##### Supplied entries

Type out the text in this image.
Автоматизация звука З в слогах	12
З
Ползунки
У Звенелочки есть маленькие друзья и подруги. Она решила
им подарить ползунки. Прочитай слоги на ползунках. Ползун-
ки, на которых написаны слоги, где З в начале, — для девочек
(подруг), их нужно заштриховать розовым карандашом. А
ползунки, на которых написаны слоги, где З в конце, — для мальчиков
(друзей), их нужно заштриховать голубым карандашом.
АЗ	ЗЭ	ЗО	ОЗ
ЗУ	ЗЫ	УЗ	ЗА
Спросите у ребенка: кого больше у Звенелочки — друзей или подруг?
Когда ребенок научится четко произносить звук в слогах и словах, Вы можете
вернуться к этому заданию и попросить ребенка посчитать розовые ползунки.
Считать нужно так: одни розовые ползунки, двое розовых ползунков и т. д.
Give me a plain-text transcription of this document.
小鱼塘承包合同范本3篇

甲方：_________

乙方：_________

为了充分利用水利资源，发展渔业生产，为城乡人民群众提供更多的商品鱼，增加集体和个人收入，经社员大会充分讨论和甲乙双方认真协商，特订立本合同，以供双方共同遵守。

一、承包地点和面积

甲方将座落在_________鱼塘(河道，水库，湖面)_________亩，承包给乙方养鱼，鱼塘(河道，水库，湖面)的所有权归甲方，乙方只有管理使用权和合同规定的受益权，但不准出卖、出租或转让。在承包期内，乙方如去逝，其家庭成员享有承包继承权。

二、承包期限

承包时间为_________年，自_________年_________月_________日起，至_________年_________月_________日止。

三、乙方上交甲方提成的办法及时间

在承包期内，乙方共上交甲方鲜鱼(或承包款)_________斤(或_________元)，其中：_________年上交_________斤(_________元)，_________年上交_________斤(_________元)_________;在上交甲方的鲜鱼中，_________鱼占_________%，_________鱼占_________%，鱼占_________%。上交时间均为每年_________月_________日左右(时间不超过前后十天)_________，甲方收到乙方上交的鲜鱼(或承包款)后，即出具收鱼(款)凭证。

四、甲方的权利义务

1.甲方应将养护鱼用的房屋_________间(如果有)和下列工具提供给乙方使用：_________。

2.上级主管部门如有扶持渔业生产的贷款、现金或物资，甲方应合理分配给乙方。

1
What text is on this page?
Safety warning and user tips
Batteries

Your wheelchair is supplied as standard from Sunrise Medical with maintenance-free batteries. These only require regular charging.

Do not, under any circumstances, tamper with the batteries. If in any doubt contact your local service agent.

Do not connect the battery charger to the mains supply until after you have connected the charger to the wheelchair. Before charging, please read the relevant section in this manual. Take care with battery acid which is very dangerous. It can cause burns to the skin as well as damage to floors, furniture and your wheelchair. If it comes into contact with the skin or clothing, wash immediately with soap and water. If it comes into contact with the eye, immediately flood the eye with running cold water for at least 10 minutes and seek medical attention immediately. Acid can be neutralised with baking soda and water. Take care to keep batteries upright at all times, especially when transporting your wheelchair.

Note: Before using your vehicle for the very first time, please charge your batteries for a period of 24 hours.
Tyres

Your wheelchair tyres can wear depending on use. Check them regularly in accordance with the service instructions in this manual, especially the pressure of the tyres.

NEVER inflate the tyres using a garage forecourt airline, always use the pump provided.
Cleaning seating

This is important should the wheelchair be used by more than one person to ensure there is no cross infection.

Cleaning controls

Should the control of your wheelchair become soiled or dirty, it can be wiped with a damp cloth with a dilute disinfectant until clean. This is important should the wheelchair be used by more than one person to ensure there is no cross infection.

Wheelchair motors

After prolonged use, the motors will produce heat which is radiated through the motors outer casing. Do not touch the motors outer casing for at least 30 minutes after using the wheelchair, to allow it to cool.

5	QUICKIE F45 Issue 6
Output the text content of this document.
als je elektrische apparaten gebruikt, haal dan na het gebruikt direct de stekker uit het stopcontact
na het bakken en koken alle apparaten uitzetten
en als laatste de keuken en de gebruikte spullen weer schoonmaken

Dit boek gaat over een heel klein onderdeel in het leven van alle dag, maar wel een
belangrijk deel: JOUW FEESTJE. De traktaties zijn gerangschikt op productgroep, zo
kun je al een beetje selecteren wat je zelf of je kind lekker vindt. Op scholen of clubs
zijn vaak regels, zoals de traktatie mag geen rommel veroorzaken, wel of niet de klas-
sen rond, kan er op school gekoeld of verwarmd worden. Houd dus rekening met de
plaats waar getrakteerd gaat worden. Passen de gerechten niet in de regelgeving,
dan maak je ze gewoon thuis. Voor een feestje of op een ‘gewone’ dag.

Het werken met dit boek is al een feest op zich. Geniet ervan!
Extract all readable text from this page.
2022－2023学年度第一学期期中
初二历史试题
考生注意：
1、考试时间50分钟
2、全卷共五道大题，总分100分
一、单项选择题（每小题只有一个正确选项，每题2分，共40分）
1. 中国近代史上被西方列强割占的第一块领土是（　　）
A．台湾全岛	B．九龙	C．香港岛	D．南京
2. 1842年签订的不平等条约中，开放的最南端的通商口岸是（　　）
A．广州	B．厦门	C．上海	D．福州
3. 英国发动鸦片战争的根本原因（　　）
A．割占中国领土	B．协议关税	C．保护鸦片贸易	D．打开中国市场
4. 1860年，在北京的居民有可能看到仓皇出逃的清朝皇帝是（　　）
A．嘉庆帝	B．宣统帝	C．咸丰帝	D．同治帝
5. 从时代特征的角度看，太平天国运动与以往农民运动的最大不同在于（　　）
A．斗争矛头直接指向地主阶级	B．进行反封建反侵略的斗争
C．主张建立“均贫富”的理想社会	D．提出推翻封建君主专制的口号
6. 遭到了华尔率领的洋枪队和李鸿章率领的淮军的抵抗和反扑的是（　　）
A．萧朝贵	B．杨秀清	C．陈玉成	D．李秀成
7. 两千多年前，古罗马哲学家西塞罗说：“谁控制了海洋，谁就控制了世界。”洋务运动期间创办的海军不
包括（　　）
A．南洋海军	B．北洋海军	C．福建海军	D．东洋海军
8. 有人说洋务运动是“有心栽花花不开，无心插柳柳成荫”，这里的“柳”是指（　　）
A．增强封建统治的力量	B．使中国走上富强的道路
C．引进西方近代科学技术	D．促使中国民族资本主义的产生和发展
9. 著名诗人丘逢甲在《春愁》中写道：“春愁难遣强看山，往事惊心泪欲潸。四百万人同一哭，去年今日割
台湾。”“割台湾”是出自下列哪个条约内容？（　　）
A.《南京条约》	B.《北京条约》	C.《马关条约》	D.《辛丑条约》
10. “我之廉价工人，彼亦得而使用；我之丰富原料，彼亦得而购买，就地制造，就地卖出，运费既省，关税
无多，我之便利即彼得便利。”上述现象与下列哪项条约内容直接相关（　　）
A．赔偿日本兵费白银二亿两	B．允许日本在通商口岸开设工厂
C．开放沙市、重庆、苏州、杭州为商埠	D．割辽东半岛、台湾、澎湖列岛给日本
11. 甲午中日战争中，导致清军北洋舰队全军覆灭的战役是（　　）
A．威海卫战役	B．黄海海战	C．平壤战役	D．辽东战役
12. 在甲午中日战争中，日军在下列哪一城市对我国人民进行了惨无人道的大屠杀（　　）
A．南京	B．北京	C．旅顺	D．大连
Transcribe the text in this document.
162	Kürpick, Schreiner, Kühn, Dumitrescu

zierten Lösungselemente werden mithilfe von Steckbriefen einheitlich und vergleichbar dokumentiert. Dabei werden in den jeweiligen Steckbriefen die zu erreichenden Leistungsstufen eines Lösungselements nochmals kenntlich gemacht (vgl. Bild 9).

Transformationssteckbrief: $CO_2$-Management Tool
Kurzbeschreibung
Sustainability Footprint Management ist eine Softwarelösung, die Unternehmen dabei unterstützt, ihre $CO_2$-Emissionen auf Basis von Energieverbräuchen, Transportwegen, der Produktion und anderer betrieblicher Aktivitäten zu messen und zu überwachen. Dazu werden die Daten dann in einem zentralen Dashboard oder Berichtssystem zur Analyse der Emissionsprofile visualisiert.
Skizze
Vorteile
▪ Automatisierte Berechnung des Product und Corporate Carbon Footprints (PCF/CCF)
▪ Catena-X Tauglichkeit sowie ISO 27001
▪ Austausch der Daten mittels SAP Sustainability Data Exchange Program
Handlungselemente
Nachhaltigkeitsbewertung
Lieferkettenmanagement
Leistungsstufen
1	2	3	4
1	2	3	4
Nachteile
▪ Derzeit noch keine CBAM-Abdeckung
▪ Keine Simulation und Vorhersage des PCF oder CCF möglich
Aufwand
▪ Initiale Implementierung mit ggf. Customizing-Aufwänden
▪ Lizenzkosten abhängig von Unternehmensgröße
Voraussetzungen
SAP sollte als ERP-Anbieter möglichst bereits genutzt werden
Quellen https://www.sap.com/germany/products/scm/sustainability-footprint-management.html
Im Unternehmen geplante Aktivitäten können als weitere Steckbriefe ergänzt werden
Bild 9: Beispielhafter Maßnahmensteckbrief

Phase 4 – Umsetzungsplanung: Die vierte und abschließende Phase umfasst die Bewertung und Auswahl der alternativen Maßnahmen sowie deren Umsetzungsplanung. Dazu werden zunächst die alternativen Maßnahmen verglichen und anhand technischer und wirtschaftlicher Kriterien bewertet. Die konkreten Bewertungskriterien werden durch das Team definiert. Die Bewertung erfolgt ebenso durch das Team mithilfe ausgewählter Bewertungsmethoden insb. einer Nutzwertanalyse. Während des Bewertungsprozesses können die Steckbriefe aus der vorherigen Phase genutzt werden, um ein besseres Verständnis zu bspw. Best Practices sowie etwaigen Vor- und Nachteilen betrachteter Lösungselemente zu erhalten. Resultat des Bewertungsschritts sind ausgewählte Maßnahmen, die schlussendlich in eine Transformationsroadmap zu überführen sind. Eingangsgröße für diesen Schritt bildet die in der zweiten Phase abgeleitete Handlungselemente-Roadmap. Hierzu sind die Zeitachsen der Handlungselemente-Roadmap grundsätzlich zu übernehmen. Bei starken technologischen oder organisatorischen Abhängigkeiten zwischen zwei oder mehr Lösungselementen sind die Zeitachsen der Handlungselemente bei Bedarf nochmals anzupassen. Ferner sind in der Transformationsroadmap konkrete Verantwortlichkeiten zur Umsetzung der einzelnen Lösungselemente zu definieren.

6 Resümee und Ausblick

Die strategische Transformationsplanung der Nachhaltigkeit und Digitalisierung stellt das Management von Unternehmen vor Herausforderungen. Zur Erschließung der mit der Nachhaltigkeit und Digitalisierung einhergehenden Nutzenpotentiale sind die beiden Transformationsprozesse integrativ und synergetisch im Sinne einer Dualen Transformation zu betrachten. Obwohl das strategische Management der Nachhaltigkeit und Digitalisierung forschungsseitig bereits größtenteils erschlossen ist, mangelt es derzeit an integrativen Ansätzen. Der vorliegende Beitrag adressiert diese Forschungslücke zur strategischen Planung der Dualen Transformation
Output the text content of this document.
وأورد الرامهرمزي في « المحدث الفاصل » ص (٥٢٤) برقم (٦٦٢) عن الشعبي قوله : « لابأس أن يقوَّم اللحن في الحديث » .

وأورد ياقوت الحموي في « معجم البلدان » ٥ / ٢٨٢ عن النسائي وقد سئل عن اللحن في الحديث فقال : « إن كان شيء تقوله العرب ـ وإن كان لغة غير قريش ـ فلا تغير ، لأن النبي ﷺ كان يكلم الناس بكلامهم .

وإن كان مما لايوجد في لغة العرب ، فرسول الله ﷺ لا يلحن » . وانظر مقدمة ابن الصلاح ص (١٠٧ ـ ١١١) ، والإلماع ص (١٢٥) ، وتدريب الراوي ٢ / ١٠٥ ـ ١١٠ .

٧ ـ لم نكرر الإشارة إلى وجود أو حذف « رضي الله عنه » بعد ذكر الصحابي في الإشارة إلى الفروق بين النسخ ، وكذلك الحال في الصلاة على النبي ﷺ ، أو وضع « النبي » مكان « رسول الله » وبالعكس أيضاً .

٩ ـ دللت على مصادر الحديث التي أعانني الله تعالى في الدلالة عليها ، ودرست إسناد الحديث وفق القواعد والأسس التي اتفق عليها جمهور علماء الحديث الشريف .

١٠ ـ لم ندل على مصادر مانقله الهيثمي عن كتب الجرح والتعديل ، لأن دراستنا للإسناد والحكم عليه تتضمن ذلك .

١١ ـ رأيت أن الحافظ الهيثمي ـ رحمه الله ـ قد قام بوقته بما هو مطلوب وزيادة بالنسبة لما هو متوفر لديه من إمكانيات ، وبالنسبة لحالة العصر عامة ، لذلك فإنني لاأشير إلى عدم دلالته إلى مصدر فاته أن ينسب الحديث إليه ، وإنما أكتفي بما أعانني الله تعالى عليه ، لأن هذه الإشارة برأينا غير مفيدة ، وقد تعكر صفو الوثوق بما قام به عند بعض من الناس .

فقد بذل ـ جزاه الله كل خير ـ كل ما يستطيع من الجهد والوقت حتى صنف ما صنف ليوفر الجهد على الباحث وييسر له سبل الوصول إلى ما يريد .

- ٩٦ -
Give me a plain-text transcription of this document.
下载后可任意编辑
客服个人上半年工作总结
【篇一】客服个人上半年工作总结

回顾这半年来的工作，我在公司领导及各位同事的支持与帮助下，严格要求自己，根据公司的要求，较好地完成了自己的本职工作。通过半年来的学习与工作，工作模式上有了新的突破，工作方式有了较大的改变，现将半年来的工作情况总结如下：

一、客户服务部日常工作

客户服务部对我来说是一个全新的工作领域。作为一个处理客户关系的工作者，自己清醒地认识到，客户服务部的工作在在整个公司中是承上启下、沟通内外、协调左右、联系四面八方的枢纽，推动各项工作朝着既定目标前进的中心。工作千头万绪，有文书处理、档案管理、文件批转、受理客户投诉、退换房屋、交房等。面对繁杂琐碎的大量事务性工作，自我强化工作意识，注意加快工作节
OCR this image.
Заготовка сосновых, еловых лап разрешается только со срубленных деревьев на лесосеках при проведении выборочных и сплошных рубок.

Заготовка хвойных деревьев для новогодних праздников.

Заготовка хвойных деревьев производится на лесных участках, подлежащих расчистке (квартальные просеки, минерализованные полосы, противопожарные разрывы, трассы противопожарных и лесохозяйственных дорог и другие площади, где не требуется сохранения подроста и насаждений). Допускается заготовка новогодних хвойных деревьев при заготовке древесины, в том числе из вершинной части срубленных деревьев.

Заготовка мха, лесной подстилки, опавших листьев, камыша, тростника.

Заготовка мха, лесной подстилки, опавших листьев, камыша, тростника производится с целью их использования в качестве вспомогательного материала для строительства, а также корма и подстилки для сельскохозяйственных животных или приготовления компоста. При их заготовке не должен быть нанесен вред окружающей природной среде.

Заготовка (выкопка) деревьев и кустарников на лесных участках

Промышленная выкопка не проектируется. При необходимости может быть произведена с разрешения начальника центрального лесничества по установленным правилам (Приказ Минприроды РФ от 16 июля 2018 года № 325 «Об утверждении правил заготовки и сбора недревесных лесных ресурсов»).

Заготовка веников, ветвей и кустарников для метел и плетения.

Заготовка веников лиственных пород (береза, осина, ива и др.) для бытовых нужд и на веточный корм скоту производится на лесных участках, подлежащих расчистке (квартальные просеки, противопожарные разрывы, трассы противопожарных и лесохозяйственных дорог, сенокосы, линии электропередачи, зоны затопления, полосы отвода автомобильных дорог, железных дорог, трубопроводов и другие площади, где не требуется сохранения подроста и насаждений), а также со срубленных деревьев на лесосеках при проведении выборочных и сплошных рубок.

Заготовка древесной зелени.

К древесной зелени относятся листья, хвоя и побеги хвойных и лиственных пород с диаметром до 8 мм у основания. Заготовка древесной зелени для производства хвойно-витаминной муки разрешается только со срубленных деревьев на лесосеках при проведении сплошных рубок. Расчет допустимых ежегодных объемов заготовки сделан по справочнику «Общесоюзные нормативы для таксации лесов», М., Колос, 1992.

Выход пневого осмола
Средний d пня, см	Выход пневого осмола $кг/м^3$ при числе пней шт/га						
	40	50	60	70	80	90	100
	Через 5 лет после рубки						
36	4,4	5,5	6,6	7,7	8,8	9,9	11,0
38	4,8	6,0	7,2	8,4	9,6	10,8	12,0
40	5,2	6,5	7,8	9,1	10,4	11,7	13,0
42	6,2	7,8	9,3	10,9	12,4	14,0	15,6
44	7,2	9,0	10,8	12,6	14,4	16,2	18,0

##########

> **Goal**: From the listing above, collect every line that mentions the word "zijn".

> **Answer in full**:
belangrijk deel: JOUW FEESTJE. De traktaties zijn gerangschikt op productgroep, zo
zijn vaak regels, zoals de traktatie mag geen rommel veroorzaken, wel of niet de klas-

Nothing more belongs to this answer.